┌─ EXERCISE MATERIAL

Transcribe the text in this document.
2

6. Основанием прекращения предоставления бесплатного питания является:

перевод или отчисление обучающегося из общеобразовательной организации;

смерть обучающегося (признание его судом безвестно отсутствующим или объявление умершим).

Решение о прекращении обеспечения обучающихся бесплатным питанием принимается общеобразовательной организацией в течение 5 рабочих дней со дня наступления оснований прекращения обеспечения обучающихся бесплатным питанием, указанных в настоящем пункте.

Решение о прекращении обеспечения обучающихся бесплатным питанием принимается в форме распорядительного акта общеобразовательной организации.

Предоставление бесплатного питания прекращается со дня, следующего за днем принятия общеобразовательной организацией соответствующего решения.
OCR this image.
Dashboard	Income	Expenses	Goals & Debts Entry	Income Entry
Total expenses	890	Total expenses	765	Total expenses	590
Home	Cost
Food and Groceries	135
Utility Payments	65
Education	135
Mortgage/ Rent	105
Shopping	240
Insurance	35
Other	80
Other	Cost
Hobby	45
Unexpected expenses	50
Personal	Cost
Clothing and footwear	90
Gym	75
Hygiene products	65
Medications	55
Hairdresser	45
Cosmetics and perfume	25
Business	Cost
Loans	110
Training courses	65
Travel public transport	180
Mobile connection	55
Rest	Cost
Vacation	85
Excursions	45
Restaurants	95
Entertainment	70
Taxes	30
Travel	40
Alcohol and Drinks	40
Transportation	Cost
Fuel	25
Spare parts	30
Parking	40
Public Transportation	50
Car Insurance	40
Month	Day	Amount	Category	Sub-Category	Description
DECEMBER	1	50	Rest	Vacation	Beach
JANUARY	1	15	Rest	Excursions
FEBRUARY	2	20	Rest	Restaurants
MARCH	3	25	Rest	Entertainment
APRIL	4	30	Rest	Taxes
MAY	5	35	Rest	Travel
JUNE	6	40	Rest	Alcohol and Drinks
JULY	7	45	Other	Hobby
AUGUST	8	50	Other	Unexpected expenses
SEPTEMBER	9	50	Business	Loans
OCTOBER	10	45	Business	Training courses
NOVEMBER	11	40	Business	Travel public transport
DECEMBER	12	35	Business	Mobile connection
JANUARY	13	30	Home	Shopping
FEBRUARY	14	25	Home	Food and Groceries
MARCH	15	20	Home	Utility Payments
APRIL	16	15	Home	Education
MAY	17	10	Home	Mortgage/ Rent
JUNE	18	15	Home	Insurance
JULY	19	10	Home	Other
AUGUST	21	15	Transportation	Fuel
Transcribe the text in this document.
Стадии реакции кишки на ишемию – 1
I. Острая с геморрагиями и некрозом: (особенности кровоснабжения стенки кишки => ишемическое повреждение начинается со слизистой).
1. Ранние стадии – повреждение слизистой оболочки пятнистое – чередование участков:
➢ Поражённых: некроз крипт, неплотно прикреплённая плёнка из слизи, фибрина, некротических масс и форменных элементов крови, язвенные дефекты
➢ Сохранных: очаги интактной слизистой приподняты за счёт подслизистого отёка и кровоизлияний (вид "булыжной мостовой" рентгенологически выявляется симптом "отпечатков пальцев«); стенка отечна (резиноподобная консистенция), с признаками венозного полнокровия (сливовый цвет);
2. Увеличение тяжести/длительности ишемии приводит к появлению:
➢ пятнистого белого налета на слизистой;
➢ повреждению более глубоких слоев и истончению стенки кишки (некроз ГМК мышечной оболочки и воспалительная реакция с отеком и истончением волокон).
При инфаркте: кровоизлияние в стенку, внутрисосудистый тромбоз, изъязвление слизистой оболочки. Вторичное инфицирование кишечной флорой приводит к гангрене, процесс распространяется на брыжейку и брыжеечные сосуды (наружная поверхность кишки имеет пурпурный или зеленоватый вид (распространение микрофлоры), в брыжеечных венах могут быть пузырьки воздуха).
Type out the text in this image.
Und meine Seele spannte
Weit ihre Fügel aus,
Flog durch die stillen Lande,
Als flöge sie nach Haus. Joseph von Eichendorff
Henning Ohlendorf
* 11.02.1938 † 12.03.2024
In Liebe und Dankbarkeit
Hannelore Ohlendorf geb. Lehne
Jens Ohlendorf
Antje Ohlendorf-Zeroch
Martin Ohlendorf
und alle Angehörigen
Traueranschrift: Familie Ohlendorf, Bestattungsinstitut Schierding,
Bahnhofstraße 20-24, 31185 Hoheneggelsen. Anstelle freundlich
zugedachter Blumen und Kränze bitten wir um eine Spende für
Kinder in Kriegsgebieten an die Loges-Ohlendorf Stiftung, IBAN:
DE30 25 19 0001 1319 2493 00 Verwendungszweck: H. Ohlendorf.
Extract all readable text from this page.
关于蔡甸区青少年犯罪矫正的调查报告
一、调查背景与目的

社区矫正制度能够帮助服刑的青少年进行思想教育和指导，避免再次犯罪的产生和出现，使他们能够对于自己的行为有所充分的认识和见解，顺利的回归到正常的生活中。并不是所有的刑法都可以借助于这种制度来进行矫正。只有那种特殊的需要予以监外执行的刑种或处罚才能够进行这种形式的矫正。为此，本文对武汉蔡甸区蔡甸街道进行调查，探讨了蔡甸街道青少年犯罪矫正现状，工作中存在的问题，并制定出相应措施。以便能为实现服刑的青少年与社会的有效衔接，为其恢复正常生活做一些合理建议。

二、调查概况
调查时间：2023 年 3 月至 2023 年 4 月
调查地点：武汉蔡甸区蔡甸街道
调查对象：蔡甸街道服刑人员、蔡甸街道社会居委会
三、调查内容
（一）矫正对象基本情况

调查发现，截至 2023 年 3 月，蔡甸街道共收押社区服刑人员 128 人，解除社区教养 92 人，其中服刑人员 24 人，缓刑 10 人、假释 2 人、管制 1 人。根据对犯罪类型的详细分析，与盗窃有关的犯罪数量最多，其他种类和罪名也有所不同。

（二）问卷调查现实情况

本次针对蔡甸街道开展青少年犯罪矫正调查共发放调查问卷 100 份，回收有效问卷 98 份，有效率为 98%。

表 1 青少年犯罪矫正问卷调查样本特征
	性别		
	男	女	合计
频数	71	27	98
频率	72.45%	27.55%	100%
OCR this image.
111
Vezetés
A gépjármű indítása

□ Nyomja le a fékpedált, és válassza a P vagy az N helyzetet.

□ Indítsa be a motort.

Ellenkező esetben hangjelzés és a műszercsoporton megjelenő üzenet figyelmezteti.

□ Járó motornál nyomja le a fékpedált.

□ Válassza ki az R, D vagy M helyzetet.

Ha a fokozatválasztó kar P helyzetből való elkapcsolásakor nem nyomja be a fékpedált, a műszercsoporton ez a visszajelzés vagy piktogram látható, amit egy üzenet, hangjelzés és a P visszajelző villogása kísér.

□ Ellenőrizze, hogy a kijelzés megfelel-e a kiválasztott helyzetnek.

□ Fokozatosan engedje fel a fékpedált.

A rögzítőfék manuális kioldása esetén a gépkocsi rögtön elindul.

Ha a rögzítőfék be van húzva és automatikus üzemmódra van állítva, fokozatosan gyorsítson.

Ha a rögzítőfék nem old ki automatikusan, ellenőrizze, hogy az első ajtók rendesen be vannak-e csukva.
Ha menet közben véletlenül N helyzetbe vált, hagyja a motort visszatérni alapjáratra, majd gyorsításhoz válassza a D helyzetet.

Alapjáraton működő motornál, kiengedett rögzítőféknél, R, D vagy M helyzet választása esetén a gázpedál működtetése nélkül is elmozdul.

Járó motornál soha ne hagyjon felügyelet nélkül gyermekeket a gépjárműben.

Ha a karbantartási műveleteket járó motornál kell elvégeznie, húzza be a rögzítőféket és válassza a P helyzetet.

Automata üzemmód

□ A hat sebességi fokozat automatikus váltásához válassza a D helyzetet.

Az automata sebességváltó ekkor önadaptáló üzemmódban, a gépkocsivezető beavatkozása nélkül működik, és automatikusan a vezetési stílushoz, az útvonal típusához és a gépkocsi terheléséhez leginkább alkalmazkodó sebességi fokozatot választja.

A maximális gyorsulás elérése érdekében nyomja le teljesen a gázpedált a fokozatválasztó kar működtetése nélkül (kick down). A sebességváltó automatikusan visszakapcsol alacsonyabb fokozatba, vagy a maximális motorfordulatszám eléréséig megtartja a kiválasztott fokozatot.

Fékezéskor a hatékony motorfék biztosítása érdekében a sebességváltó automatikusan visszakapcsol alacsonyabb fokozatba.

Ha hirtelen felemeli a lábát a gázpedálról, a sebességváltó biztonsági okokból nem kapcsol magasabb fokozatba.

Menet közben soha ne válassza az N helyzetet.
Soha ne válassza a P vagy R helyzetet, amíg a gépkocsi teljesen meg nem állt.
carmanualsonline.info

└─

- _SHORT TASK_
Work through the records line by line and tally those with the word "üzenet". Report only the total.

- _TASK SOLUTION_
2